-- Begin Available records --

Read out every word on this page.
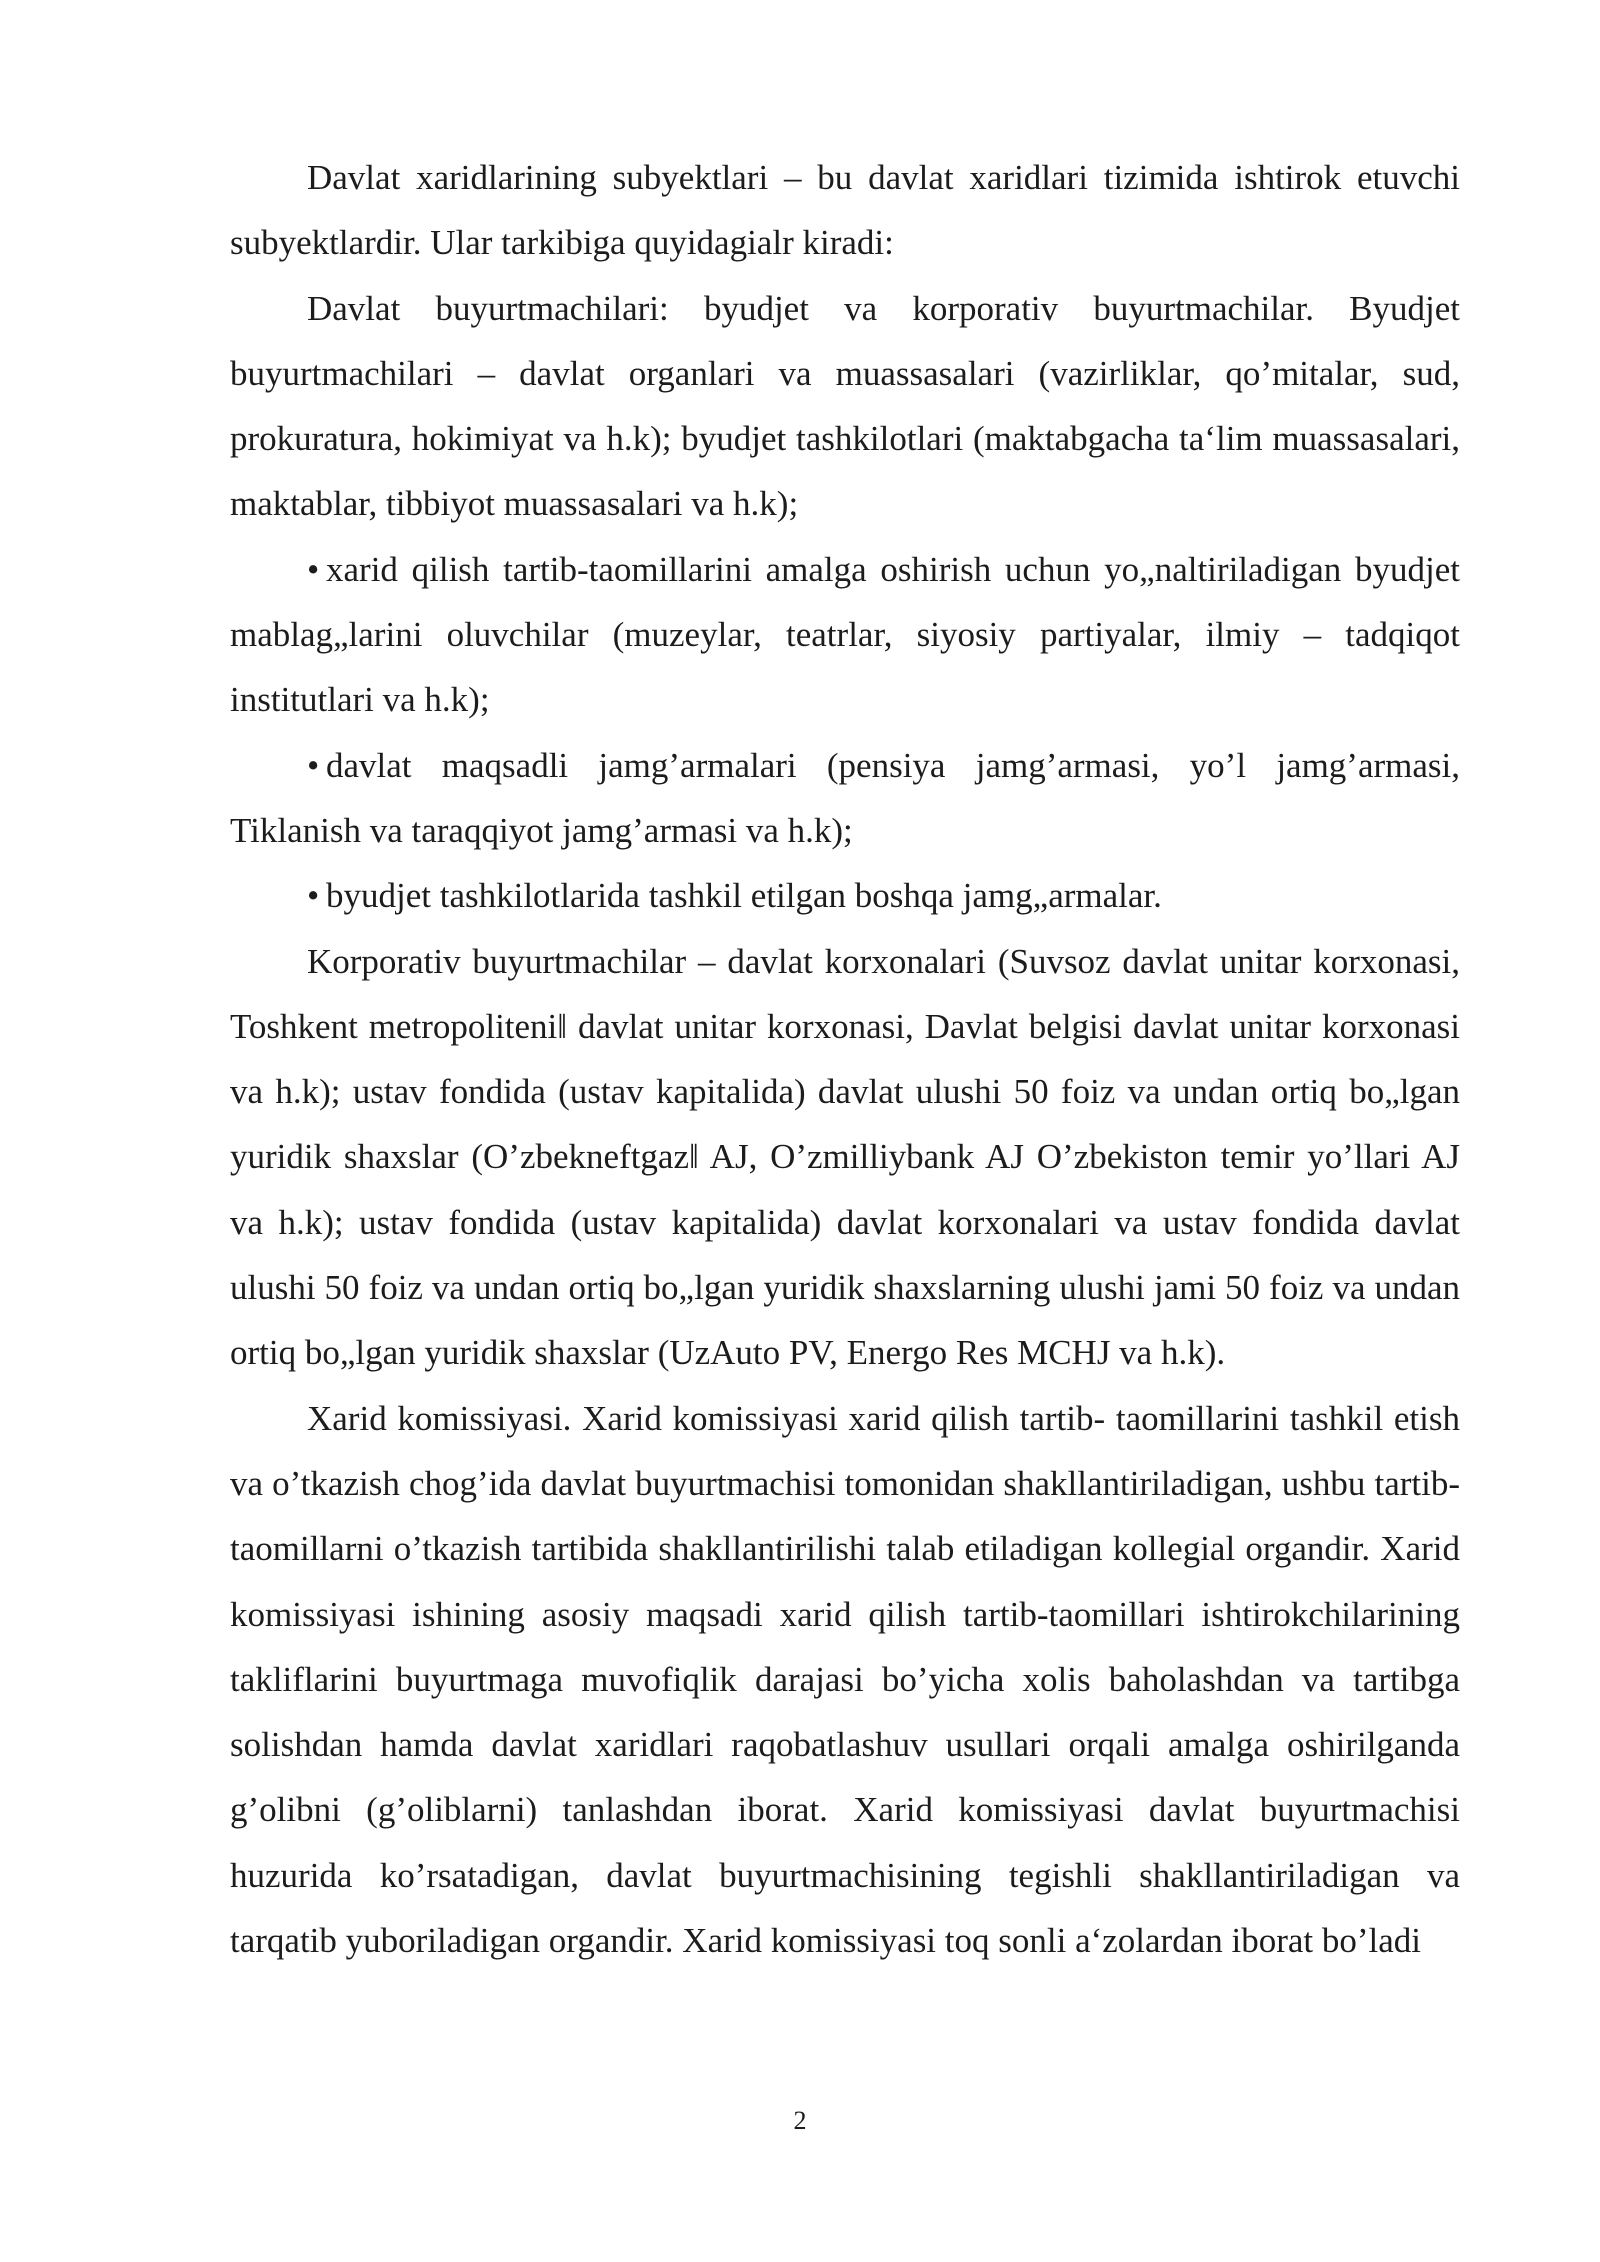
Davlat xaridlarining subyektlari – bu davlat xaridlari tizimida ishtirok etuvchi subyektlardir. Ular tarkibiga quyidagialr kiradi:

Davlat buyurtmachilari: byudjet va korporativ buyurtmachilar. Byudjet buyurtmachilari – davlat organlari va muassasalari (vazirliklar, qo’mitalar, sud, prokuratura, hokimiyat va h.k); byudjet tashkilotlari (maktabgacha ta‘lim muassasalari, maktablar, tibbiyot muassasalari va h.k);

• xarid qilish tartib-taomillarini amalga oshirish uchun yo„naltiriladigan byudjet mablag„larini oluvchilar (muzeylar, teatrlar, siyosiy partiyalar, ilmiy – tadqiqot institutlari va h.k);

• davlat maqsadli jamg’armalari (pensiya jamg’armasi, yo’l jamg’armasi, Tiklanish va taraqqiyot jamg’armasi va h.k);

• byudjet tashkilotlarida tashkil etilgan boshqa jamg„armalar.

Korporativ buyurtmachilar – davlat korxonalari (Suvsoz davlat unitar korxonasi, Toshkent metropoliteni‖ davlat unitar korxonasi, Davlat belgisi davlat unitar korxonasi va h.k); ustav fondida (ustav kapitalida) davlat ulushi 50 foiz va undan ortiq bo„lgan yuridik shaxslar (O’zbekneftgaz‖ AJ, O’zmilliybank AJ O’zbekiston temir yo’llari AJ va h.k); ustav fondida (ustav kapitalida) davlat korxonalari va ustav fondida davlat ulushi 50 foiz va undan ortiq bo„lgan yuridik shaxslarning ulushi jami 50 foiz va undan ortiq bo„lgan yuridik shaxslar (UzAuto PV, Energo Res MCHJ va h.k).

Xarid komissiyasi. Xarid komissiyasi xarid qilish tartib- taomillarini tashkil etish va o’tkazish chog’ida davlat buyurtmachisi tomonidan shakllantiriladigan, ushbu tartib-taomillarni o’tkazish tartibida shakllantirilishi talab etiladigan kollegial organdir. Xarid komissiyasi ishining asosiy maqsadi xarid qilish tartib-taomillari ishtirokchilarining takliflarini buyurtmaga muvofiqlik darajasi bo’yicha xolis baholashdan va tartibga solishdan hamda davlat xaridlari raqobatlashuv usullari orqali amalga oshirilganda g’olibni (g’oliblarni) tanlashdan iborat. Xarid komissiyasi davlat buyurtmachisi huzurida ko’rsatadigan, davlat buyurtmachisining tegishli shakllantiriladigan va tarqatib yuboriladigan organdir. Xarid komissiyasi toq sonli a‘zolardan iborat bo’ladi

2
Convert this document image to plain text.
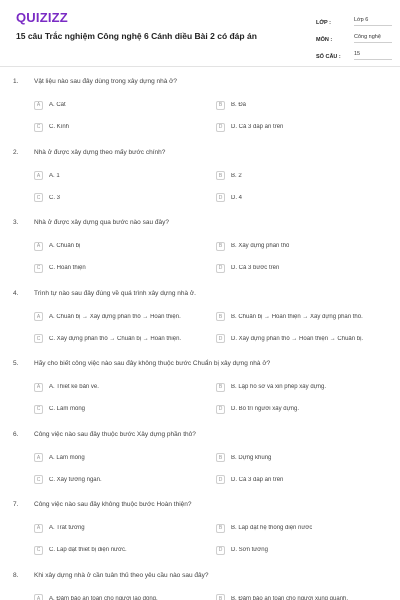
QUIZIZZ
15 câu Trắc nghiệm Công nghệ 6 Cánh diều Bài 2 có đáp án
LỚP :	Lớp 6
MÔN :	Công nghệ
SỐ CÂU :	15
1. Vật liệu nào sau đây dùng trong xây dựng nhà ở?
A	A. Cát	B	B. Đá
C	C. Kính	D	D. Cả 3 đáp án trên
2. Nhà ở được xây dựng theo mấy bước chính?
A	A. 1	B	B. 2
C	C. 3	D	D. 4
3. Nhà ở được xây dựng qua bước nào sau đây?
A	A. Chuẩn bị	B	B. Xây dựng phần thô
C	C. Hoàn thiện	D	D. Cả 3 bước trên
4. Trình tự nào sau đây đúng về quá trình xây dựng nhà ở.
A	A. Chuẩn bị → Xây dựng phần thô → Hoàn thiện.	B	B. Chuẩn bị → Hoàn thiện → Xây dựng phần thô.
C	C. Xây dựng phần thô → Chuẩn bị → Hoàn thiện.	D	D. Xây dựng phần thô → Hoàn thiện → Chuẩn bị.
5. Hãy cho biết công việc nào sau đây không thuộc bước Chuẩn bị xây dựng nhà ở?
A	A. Thiết kế bản vẽ.	B	B. Lập hồ sơ và xin phép xây dựng.
C	C. Làm móng	D	D. Bố trí người xây dựng.
6. Công việc nào sau đây thuộc bước Xây dựng phần thô?
A	A. Làm móng	B	B. Dựng khung
C	C. Xây tường ngăn.	D	D. Cả 3 đáp án trên
7. Công việc nào sau đây không thuộc bước Hoàn thiện?
A	A. Trát tường	B	B. Lắp đặt hệ thống điện nước
C	C. Lắp đặt thiết bị điện nước.	D	D. Sơn tường
8. Khi xây dựng nhà ở cần tuân thủ theo yêu cầu nào sau đây?
A	A. Đảm bảo an toàn cho người lao động.	B	B. Đảm bảo an toàn cho người xung quanh.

-- End Available records --

Extract each line from the listing that holds the word "được".

2. Nhà ở được xây dựng theo mấy bước chính?
3. Nhà ở được xây dựng qua bước nào sau đây?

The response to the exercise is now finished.